Search the material for the word "Universidad" and copy each line that holds it.

* Begin Excerpted data *

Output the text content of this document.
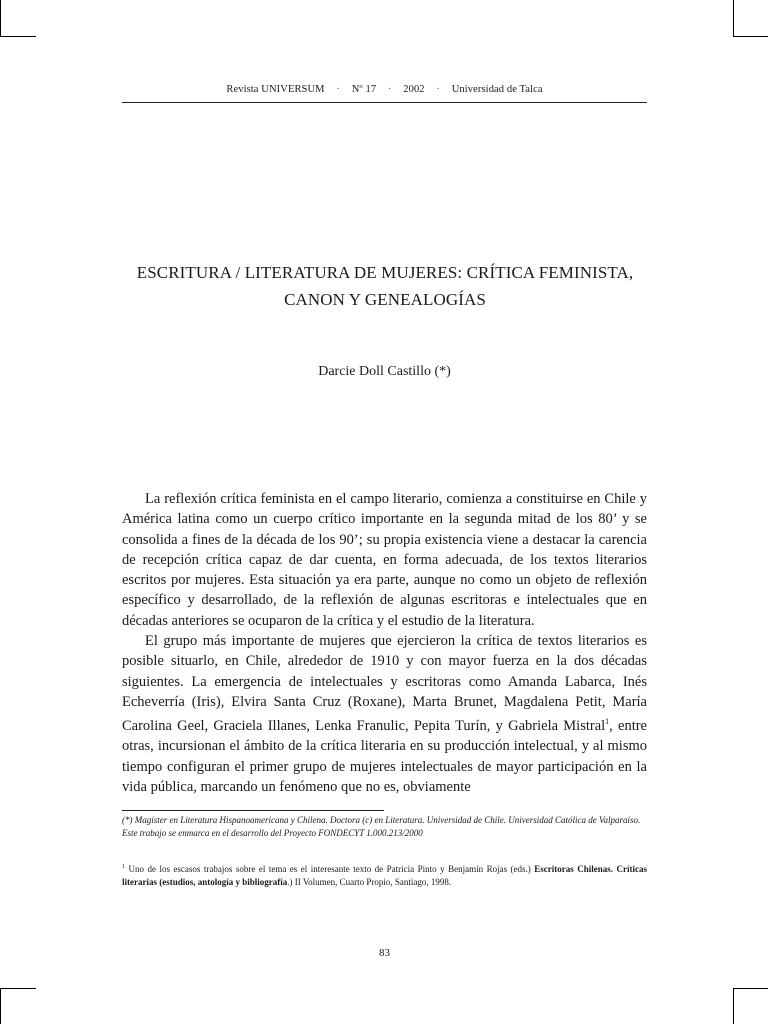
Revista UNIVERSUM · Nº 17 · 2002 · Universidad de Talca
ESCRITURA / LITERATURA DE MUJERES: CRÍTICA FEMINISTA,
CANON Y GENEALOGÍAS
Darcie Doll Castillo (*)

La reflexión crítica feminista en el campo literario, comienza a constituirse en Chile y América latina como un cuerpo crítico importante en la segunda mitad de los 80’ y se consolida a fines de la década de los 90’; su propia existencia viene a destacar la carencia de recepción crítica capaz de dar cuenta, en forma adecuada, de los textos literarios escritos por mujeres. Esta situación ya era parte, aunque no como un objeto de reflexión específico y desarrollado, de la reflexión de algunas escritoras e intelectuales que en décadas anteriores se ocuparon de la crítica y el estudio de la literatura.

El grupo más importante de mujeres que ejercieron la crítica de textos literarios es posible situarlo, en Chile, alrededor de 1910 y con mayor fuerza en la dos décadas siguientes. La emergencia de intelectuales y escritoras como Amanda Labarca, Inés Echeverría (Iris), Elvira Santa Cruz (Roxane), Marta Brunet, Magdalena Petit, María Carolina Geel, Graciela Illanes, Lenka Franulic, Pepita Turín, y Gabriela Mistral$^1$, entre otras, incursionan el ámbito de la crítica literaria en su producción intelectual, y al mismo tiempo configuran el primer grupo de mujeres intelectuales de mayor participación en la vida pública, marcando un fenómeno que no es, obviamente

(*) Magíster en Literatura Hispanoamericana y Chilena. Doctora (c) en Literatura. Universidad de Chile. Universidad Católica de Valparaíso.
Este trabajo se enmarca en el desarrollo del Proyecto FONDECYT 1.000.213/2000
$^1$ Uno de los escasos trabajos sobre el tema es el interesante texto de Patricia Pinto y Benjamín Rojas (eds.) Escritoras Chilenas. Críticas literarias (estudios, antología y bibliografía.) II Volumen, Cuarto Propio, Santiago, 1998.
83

* End Excerpted data *

* [Answer to this problem]:
Revista UNIVERSUM · Nº 17 · 2002 · Universidad de Talca
(*) Magíster en Literatura Hispanoamericana y Chilena. Doctora (c) en Literatura. Universidad de Chile. Universidad Católica de Valparaíso.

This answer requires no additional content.